DIRECTIONS FOR THIS TASK: Print the entries below in their entirety, exactly as they are written.

------------

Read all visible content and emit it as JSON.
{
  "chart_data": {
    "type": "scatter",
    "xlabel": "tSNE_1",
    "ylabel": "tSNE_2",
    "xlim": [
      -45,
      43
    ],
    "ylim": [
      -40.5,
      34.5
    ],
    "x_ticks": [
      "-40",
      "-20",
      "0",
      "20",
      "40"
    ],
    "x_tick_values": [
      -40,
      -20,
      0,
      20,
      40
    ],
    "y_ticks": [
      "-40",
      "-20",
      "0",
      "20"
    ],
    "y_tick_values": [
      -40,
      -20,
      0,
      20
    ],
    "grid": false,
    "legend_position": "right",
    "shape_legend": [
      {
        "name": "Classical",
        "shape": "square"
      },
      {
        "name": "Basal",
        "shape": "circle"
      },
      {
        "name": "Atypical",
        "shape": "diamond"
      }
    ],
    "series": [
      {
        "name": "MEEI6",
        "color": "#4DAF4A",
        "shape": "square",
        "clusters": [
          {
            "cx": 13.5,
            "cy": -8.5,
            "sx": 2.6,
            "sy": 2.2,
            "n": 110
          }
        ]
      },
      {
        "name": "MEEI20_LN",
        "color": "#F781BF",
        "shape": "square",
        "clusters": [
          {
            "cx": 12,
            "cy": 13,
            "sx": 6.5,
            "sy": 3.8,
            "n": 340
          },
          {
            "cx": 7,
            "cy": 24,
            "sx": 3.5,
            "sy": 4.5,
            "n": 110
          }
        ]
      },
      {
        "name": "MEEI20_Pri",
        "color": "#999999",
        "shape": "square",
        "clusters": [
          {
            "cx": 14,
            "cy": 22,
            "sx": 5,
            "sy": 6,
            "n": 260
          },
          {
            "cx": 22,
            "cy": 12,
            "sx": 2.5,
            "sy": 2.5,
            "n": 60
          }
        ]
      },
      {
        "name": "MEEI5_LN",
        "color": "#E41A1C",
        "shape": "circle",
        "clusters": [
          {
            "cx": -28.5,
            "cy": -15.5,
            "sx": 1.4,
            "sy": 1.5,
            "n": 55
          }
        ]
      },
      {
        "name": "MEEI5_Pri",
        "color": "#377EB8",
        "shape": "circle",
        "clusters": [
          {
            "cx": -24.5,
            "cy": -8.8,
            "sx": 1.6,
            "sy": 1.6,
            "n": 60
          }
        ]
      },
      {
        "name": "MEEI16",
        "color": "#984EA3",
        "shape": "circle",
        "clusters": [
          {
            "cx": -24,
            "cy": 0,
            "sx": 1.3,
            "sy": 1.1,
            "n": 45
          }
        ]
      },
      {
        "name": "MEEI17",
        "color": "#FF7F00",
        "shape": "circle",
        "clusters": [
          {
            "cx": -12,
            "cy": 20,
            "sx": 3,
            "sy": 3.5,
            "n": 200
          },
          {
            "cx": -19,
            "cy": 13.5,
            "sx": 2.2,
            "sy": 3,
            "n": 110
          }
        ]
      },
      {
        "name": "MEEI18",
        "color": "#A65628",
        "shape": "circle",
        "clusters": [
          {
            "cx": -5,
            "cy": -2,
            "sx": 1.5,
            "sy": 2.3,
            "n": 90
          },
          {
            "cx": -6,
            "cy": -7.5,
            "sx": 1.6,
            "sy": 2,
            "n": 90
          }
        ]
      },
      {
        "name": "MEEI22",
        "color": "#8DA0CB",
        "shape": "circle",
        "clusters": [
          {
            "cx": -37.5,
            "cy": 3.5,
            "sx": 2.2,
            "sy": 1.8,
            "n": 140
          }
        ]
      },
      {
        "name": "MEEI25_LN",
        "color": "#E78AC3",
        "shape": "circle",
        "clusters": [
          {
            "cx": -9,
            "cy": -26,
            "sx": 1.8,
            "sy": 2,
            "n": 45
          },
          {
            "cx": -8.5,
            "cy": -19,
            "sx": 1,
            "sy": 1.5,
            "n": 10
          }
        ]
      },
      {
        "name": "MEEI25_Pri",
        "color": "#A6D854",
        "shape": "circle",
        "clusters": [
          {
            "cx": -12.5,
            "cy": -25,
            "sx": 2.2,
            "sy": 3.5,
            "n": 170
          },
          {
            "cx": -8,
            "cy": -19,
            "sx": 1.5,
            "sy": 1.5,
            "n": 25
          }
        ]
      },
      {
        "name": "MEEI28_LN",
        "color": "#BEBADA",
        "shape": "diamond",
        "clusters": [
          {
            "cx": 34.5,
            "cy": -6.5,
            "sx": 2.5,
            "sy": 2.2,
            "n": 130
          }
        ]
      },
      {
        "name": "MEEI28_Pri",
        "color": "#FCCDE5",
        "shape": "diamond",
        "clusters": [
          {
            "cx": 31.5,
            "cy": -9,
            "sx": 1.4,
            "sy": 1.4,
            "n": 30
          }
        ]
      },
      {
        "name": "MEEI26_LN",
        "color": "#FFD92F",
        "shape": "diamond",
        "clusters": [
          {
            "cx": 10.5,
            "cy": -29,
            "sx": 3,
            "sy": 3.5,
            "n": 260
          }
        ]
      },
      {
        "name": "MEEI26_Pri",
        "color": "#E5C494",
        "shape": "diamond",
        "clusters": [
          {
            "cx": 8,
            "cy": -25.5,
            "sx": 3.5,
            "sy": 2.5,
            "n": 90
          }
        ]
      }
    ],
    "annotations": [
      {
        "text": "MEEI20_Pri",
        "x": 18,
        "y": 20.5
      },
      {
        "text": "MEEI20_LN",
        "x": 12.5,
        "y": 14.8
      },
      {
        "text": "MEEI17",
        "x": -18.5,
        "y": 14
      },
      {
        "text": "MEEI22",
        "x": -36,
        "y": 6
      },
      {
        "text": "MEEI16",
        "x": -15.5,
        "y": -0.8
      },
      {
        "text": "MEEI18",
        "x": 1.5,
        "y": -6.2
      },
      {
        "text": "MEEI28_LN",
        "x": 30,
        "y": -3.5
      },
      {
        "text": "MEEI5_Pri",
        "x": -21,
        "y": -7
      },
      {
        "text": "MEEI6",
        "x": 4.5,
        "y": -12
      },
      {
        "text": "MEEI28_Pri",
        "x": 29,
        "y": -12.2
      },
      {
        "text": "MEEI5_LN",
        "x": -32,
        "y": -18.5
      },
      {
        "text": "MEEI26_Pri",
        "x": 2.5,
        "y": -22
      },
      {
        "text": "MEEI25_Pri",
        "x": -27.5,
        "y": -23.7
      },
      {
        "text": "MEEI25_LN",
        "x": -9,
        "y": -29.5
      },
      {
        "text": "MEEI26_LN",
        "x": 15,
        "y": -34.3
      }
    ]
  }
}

------------

THE SOLUTION:
Read all visible content and emit it as JSON.
{
  "chart_data": {
    "type": "scatter",
    "xlabel": "tSNE_1",
    "ylabel": "tSNE_2",
    "xlim": [
      -45,
      43
    ],
    "ylim": [
      -40.5,
      34.5
    ],
    "x_ticks": [
      "-40",
      "-20",
      "0",
      "20",
      "40"
    ],
    "x_tick_values": [
      -40,
      -20,
      0,
      20,
      40
    ],
    "y_ticks": [
      "-40",
      "-20",
      "0",
      "20"
    ],
    "y_tick_values": [
      -40,
      -20,
      0,
      20
    ],
    "grid": false,
    "legend_position": "right",
    "shape_legend": [
      {
        "name": "Classical",
        "shape": "square"
      },
      {
        "name": "Basal",
        "shape": "circle"
      },
      {
        "name": "Atypical",
        "shape": "diamond"
      }
    ],
    "series": [
      {
        "name": "MEEI6",
        "color": "#4DAF4A",
        "shape": "square",
        "clusters": [
          {
            "cx": 13.5,
            "cy": -8.5,
            "sx": 2.6,
            "sy": 2.2,
            "n": 110
          }
        ]
      },
      {
        "name": "MEEI20_LN",
        "color": "#F781BF",
        "shape": "square",
        "clusters": [
          {
            "cx": 12,
            "cy": 13,
            "sx": 6.5,
            "sy": 3.8,
            "n": 340
          },
          {
            "cx": 7,
            "cy": 24,
            "sx": 3.5,
            "sy": 4.5,
            "n": 110
          }
        ]
      },
      {
        "name": "MEEI20_Pri",
        "color": "#999999",
        "shape": "square",
        "clusters": [
          {
            "cx": 14,
            "cy": 22,
            "sx": 5,
            "sy": 6,
            "n": 260
          },
          {
            "cx": 22,
            "cy": 12,
            "sx": 2.5,
            "sy": 2.5,
            "n": 60
          }
        ]
      },
      {
        "name": "MEEI5_LN",
        "color": "#E41A1C",
        "shape": "circle",
        "clusters": [
          {
            "cx": -28.5,
            "cy": -15.5,
            "sx": 1.4,
            "sy": 1.5,
            "n": 55
          }
        ]
      },
      {
        "name": "MEEI5_Pri",
        "color": "#377EB8",
        "shape": "circle",
        "clusters": [
          {
            "cx": -24.5,
            "cy": -8.8,
            "sx": 1.6,
            "sy": 1.6,
            "n": 60
          }
        ]
      },
      {
        "name": "MEEI16",
        "color": "#984EA3",
        "shape": "circle",
        "clusters": [
          {
            "cx": -24,
            "cy": 0,
            "sx": 1.3,
            "sy": 1.1,
            "n": 45
          }
        ]
      },
      {
        "name": "MEEI17",
        "color": "#FF7F00",
        "shape": "circle",
        "clusters": [
          {
            "cx": -12,
            "cy": 20,
            "sx": 3,
            "sy": 3.5,
            "n": 200
          },
          {
            "cx": -19,
            "cy": 13.5,
            "sx": 2.2,
            "sy": 3,
            "n": 110
          }
        ]
      },
      {
        "name": "MEEI18",
        "color": "#A65628",
        "shape": "circle",
        "clusters": [
          {
            "cx": -5,
            "cy": -2,
            "sx": 1.5,
            "sy": 2.3,
            "n": 90
          },
          {
            "cx": -6,
            "cy": -7.5,
            "sx": 1.6,
            "sy": 2,
            "n": 90
          }
        ]
      },
      {
        "name": "MEEI22",
        "color": "#8DA0CB",
        "shape": "circle",
        "clusters": [
          {
            "cx": -37.5,
            "cy": 3.5,
            "sx": 2.2,
            "sy": 1.8,
            "n": 140
          }
        ]
      },
      {
        "name": "MEEI25_LN",
        "color": "#E78AC3",
        "shape": "circle",
        "clusters": [
          {
            "cx": -9,
            "cy": -26,
            "sx": 1.8,
            "sy": 2,
            "n": 45
          },
          {
            "cx": -8.5,
            "cy": -19,
            "sx": 1,
            "sy": 1.5,
            "n": 10
          }
        ]
      },
      {
        "name": "MEEI25_Pri",
        "color": "#A6D854",
        "shape": "circle",
        "clusters": [
          {
            "cx": -12.5,
            "cy": -25,
            "sx": 2.2,
            "sy": 3.5,
            "n": 170
          },
          {
            "cx": -8,
            "cy": -19,
            "sx": 1.5,
            "sy": 1.5,
            "n": 25
          }
        ]
      },
      {
        "name": "MEEI28_LN",
        "color": "#BEBADA",
        "shape": "diamond",
        "clusters": [
          {
            "cx": 34.5,
            "cy": -6.5,
            "sx": 2.5,
            "sy": 2.2,
            "n": 130
          }
        ]
      },
      {
        "name": "MEEI28_Pri",
        "color": "#FCCDE5",
        "shape": "diamond",
        "clusters": [
          {
            "cx": 31.5,
            "cy": -9,
            "sx": 1.4,
            "sy": 1.4,
            "n": 30
          }
        ]
      },
      {
        "name": "MEEI26_LN",
        "color": "#FFD92F",
        "shape": "diamond",
        "clusters": [
          {
            "cx": 10.5,
            "cy": -29,
            "sx": 3,
            "sy": 3.5,
            "n": 260
          }
        ]
      },
      {
        "name": "MEEI26_Pri",
        "color": "#E5C494",
        "shape": "diamond",
        "clusters": [
          {
            "cx": 8,
            "cy": -25.5,
            "sx": 3.5,
            "sy": 2.5,
            "n": 90
          }
        ]
      }
    ],
    "annotations": [
      {
        "text": "MEEI20_Pri",
        "x": 18,
        "y": 20.5
      },
      {
        "text": "MEEI20_LN",
        "x": 12.5,
        "y": 14.8
      },
      {
        "text": "MEEI17",
        "x": -18.5,
        "y": 14
      },
      {
        "text": "MEEI22",
        "x": -36,
        "y": 6
      },
      {
        "text": "MEEI16",
        "x": -15.5,
        "y": -0.8
      },
      {
        "text": "MEEI18",
        "x": 1.5,
        "y": -6.2
      },
      {
        "text": "MEEI28_LN",
        "x": 30,
        "y": -3.5
      },
      {
        "text": "MEEI5_Pri",
        "x": -21,
        "y": -7
      },
      {
        "text": "MEEI6",
        "x": 4.5,
        "y": -12
      },
      {
        "text": "MEEI28_Pri",
        "x": 29,
        "y": -12.2
      },
      {
        "text": "MEEI5_LN",
        "x": -32,
        "y": -18.5
      },
      {
        "text": "MEEI26_Pri",
        "x": 2.5,
        "y": -22
      },
      {
        "text": "MEEI25_Pri",
        "x": -27.5,
        "y": -23.7
      },
      {
        "text": "MEEI25_LN",
        "x": -9,
        "y": -29.5
      },
      {
        "text": "MEEI26_LN",
        "x": 15,
        "y": -34.3
      }
    ]
  }
}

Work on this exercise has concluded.